Single out the lines of the material that contain "Group" and copy them.

□ □ □

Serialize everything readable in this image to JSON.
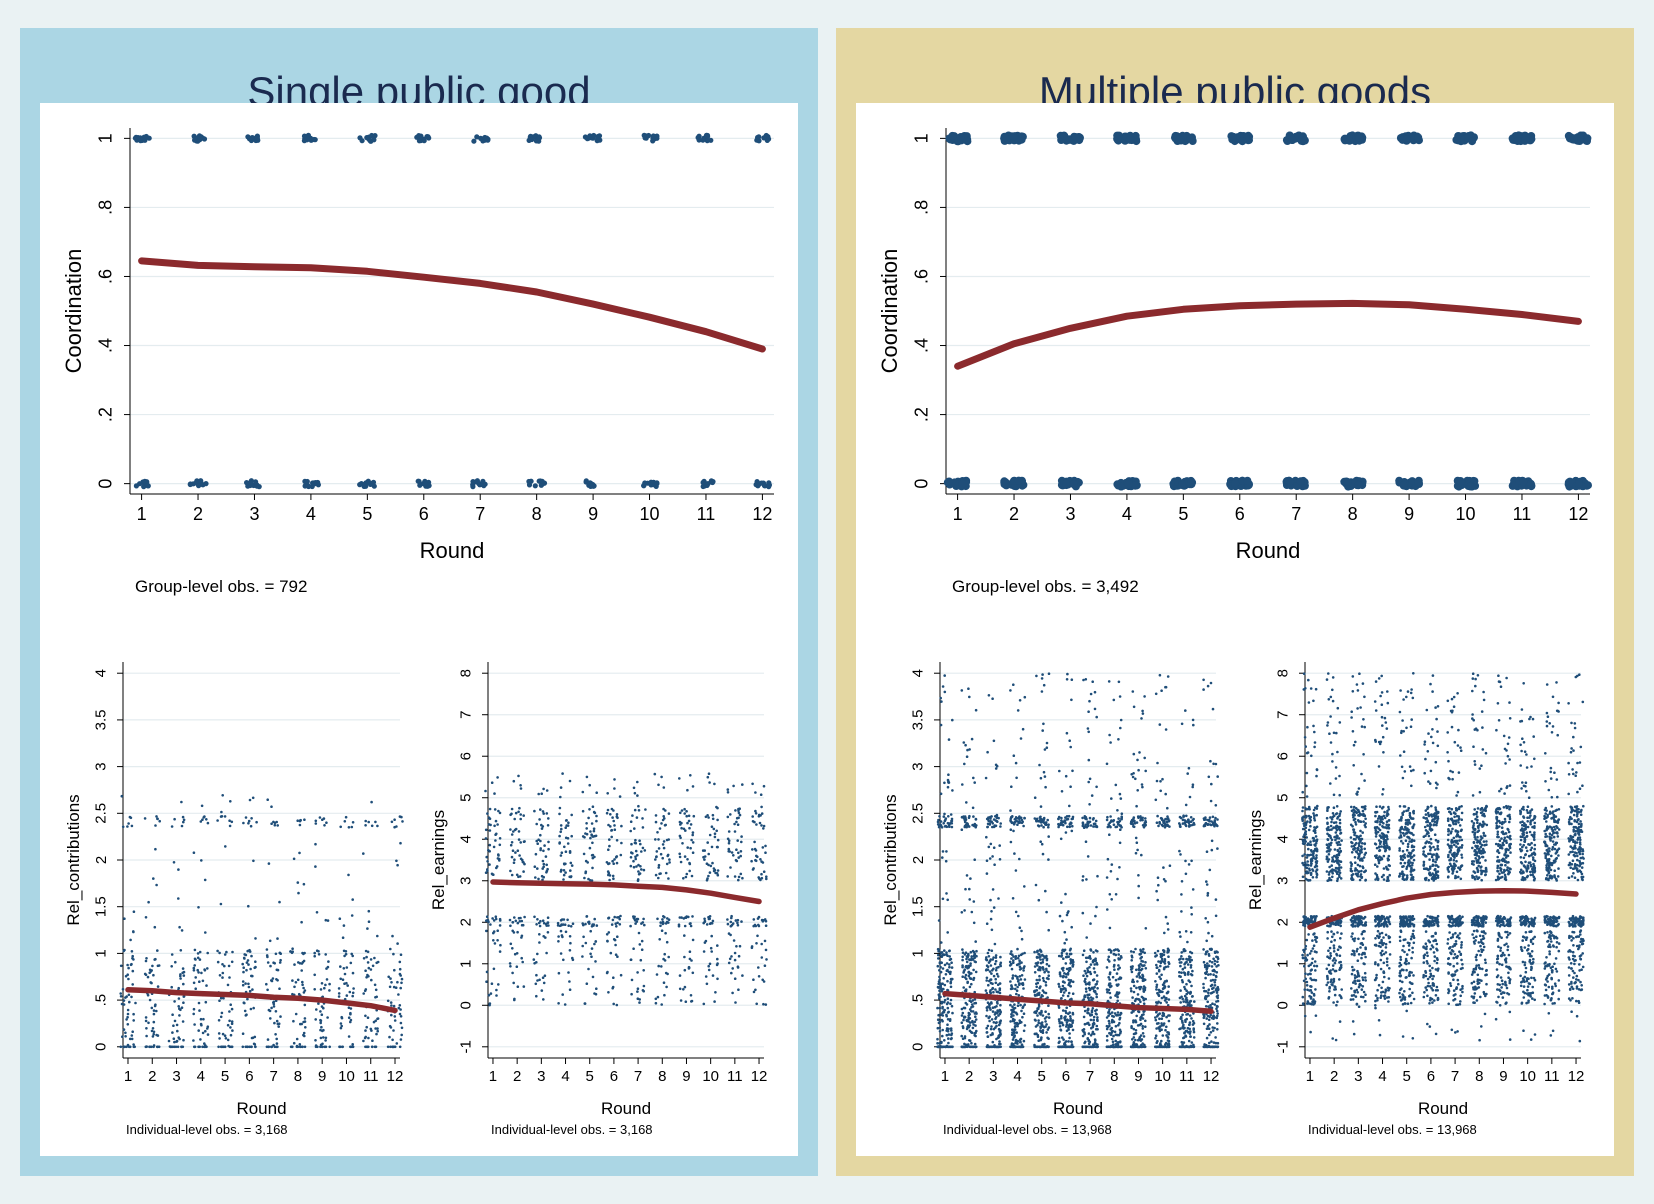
{
  "colors": {
    "left_panel": "#abd6e4",
    "right_panel": "#e4d7a2",
    "points": "#1f4e79",
    "fit_line": "#8b2a2d"
  },
  "panels": [
    {
      "title": "Single public good",
      "top_chart": {
        "type": "scatter",
        "xlabel": "Round",
        "ylabel": "Coordination",
        "note": "Group-level obs. = 792",
        "x_ticks": [
          "1",
          "2",
          "3",
          "4",
          "5",
          "6",
          "7",
          "8",
          "9",
          "10",
          "11",
          "12"
        ],
        "y_ticks": [
          {
            "v": 0,
            "t": "0"
          },
          {
            "v": 0.2,
            "t": ".2"
          },
          {
            "v": 0.4,
            "t": ".4"
          },
          {
            "v": 0.6,
            "t": ".6"
          },
          {
            "v": 0.8,
            "t": ".8"
          },
          {
            "v": 1,
            "t": "1"
          }
        ],
        "ylim": [
          0,
          1
        ]
      },
      "bottom_left": {
        "type": "scatter",
        "xlabel": "Round",
        "ylabel": "Rel_contributions",
        "note": "Individual-level obs. = 3,168",
        "x_ticks": [
          "1",
          "2",
          "3",
          "4",
          "5",
          "6",
          "7",
          "8",
          "9",
          "10",
          "11",
          "12"
        ],
        "y_ticks": [
          {
            "v": 0,
            "t": "0"
          },
          {
            "v": 0.5,
            "t": ".5"
          },
          {
            "v": 1,
            "t": "1"
          },
          {
            "v": 1.5,
            "t": "1.5"
          },
          {
            "v": 2,
            "t": "2"
          },
          {
            "v": 2.5,
            "t": "2.5"
          },
          {
            "v": 3,
            "t": "3"
          },
          {
            "v": 3.5,
            "t": "3.5"
          },
          {
            "v": 4,
            "t": "4"
          }
        ],
        "ylim": [
          0,
          4
        ]
      },
      "bottom_right": {
        "type": "scatter",
        "xlabel": "Round",
        "ylabel": "Rel_earnings",
        "note": "Individual-level obs. = 3,168",
        "x_ticks": [
          "1",
          "2",
          "3",
          "4",
          "5",
          "6",
          "7",
          "8",
          "9",
          "10",
          "11",
          "12"
        ],
        "y_ticks": [
          {
            "v": -1,
            "t": "-1"
          },
          {
            "v": 0,
            "t": "0"
          },
          {
            "v": 1,
            "t": "1"
          },
          {
            "v": 2,
            "t": "2"
          },
          {
            "v": 3,
            "t": "3"
          },
          {
            "v": 4,
            "t": "4"
          },
          {
            "v": 5,
            "t": "5"
          },
          {
            "v": 6,
            "t": "6"
          },
          {
            "v": 7,
            "t": "7"
          },
          {
            "v": 8,
            "t": "8"
          }
        ],
        "ylim": [
          -1,
          8
        ]
      }
    },
    {
      "title": "Multiple public goods",
      "top_chart": {
        "type": "scatter",
        "xlabel": "Round",
        "ylabel": "Coordination",
        "note": "Group-level obs. = 3,492",
        "x_ticks": [
          "1",
          "2",
          "3",
          "4",
          "5",
          "6",
          "7",
          "8",
          "9",
          "10",
          "11",
          "12"
        ],
        "y_ticks": [
          {
            "v": 0,
            "t": "0"
          },
          {
            "v": 0.2,
            "t": ".2"
          },
          {
            "v": 0.4,
            "t": ".4"
          },
          {
            "v": 0.6,
            "t": ".6"
          },
          {
            "v": 0.8,
            "t": ".8"
          },
          {
            "v": 1,
            "t": "1"
          }
        ],
        "ylim": [
          0,
          1
        ]
      },
      "bottom_left": {
        "type": "scatter",
        "xlabel": "Round",
        "ylabel": "Rel_contributions",
        "note": "Individual-level obs. = 13,968",
        "x_ticks": [
          "1",
          "2",
          "3",
          "4",
          "5",
          "6",
          "7",
          "8",
          "9",
          "10",
          "11",
          "12"
        ],
        "y_ticks": [
          {
            "v": 0,
            "t": "0"
          },
          {
            "v": 0.5,
            "t": ".5"
          },
          {
            "v": 1,
            "t": "1"
          },
          {
            "v": 1.5,
            "t": "1.5"
          },
          {
            "v": 2,
            "t": "2"
          },
          {
            "v": 2.5,
            "t": "2.5"
          },
          {
            "v": 3,
            "t": "3"
          },
          {
            "v": 3.5,
            "t": "3.5"
          },
          {
            "v": 4,
            "t": "4"
          }
        ],
        "ylim": [
          0,
          4
        ]
      },
      "bottom_right": {
        "type": "scatter",
        "xlabel": "Round",
        "ylabel": "Rel_earnings",
        "note": "Individual-level obs. = 13,968",
        "x_ticks": [
          "1",
          "2",
          "3",
          "4",
          "5",
          "6",
          "7",
          "8",
          "9",
          "10",
          "11",
          "12"
        ],
        "y_ticks": [
          {
            "v": -1,
            "t": "-1"
          },
          {
            "v": 0,
            "t": "0"
          },
          {
            "v": 1,
            "t": "1"
          },
          {
            "v": 2,
            "t": "2"
          },
          {
            "v": 3,
            "t": "3"
          },
          {
            "v": 4,
            "t": "4"
          },
          {
            "v": 5,
            "t": "5"
          },
          {
            "v": 6,
            "t": "6"
          },
          {
            "v": 7,
            "t": "7"
          },
          {
            "v": 8,
            "t": "8"
          }
        ],
        "ylim": [
          -1,
          8
        ]
      }
    }
  ],
  "chart_data": [
    {
      "type": "scatter",
      "panel": "Single public good",
      "ylabel": "Coordination",
      "xlabel": "Round",
      "ylim": [
        0,
        1
      ],
      "x": [
        1,
        2,
        3,
        4,
        5,
        6,
        7,
        8,
        9,
        10,
        11,
        12
      ],
      "fit": [
        0.645,
        0.632,
        0.628,
        0.625,
        0.615,
        0.598,
        0.58,
        0.555,
        0.52,
        0.482,
        0.44,
        0.39
      ]
    },
    {
      "type": "scatter",
      "panel": "Multiple public goods",
      "ylabel": "Coordination",
      "xlabel": "Round",
      "ylim": [
        0,
        1
      ],
      "x": [
        1,
        2,
        3,
        4,
        5,
        6,
        7,
        8,
        9,
        10,
        11,
        12
      ],
      "fit": [
        0.34,
        0.405,
        0.45,
        0.485,
        0.505,
        0.515,
        0.52,
        0.522,
        0.518,
        0.505,
        0.49,
        0.47
      ]
    },
    {
      "type": "scatter",
      "panel": "Single public good",
      "ylabel": "Rel_contributions",
      "xlabel": "Round",
      "ylim": [
        0,
        4
      ],
      "x": [
        1,
        2,
        3,
        4,
        5,
        6,
        7,
        8,
        9,
        10,
        11,
        12
      ],
      "fit": [
        0.61,
        0.6,
        0.58,
        0.57,
        0.56,
        0.55,
        0.53,
        0.52,
        0.5,
        0.47,
        0.44,
        0.39
      ]
    },
    {
      "type": "scatter",
      "panel": "Single public good",
      "ylabel": "Rel_earnings",
      "xlabel": "Round",
      "ylim": [
        -1,
        8
      ],
      "x": [
        1,
        2,
        3,
        4,
        5,
        6,
        7,
        8,
        9,
        10,
        11,
        12
      ],
      "fit": [
        2.97,
        2.95,
        2.94,
        2.93,
        2.92,
        2.9,
        2.87,
        2.84,
        2.78,
        2.7,
        2.6,
        2.5
      ]
    },
    {
      "type": "scatter",
      "panel": "Multiple public goods",
      "ylabel": "Rel_contributions",
      "xlabel": "Round",
      "ylim": [
        0,
        4
      ],
      "x": [
        1,
        2,
        3,
        4,
        5,
        6,
        7,
        8,
        9,
        10,
        11,
        12
      ],
      "fit": [
        0.57,
        0.55,
        0.53,
        0.51,
        0.49,
        0.47,
        0.46,
        0.44,
        0.42,
        0.41,
        0.4,
        0.38
      ]
    },
    {
      "type": "scatter",
      "panel": "Multiple public goods",
      "ylabel": "Rel_earnings",
      "xlabel": "Round",
      "ylim": [
        -1,
        8
      ],
      "x": [
        1,
        2,
        3,
        4,
        5,
        6,
        7,
        8,
        9,
        10,
        11,
        12
      ],
      "fit": [
        1.88,
        2.1,
        2.3,
        2.45,
        2.58,
        2.67,
        2.72,
        2.75,
        2.76,
        2.75,
        2.72,
        2.68
      ]
    }
  ]
}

□ □ □

## Correct response:
        "note": "Group-level obs. = 792",
        "note": "Group-level obs. = 3,492",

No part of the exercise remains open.